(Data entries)
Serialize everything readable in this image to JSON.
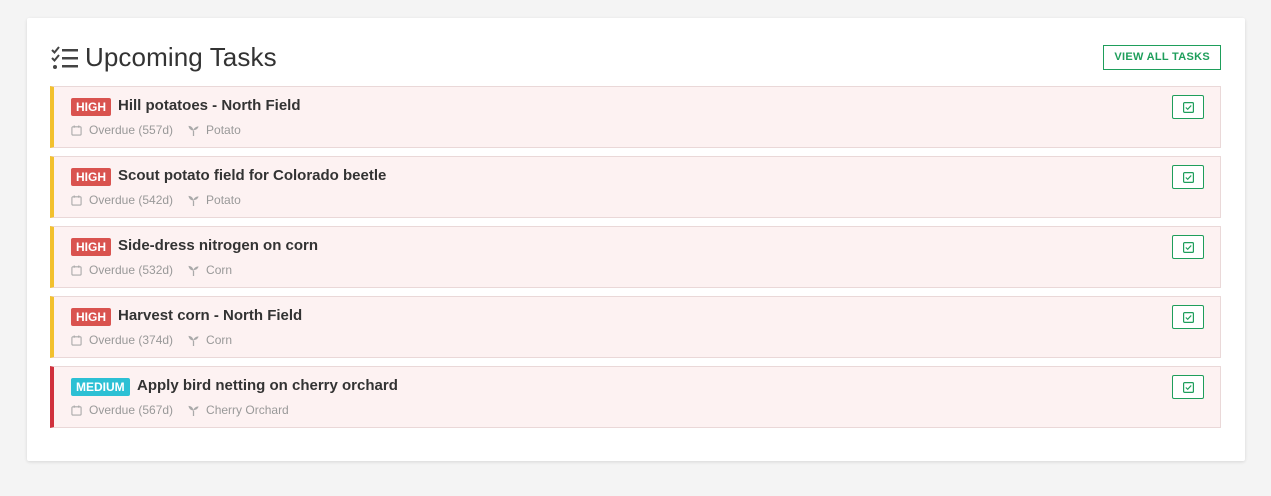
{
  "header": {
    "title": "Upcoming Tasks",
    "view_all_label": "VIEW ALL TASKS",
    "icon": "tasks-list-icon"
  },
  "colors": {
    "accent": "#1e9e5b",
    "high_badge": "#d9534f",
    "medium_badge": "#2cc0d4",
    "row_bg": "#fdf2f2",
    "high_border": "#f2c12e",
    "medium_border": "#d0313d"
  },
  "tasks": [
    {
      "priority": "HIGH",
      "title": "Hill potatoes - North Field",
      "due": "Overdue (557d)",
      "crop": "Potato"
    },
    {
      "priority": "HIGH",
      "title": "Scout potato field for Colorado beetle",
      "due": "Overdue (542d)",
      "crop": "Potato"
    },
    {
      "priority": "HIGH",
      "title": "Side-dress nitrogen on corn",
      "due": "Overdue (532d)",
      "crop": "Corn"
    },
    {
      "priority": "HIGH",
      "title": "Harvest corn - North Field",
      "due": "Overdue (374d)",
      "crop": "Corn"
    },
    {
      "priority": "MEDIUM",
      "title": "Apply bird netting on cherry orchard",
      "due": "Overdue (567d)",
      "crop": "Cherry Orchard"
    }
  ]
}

### TO BE DONE
Show all lines from the data above in which the word "North" appears.

### THE RESULT
      "title": "Hill potatoes - North Field",
      "title": "Harvest corn - North Field",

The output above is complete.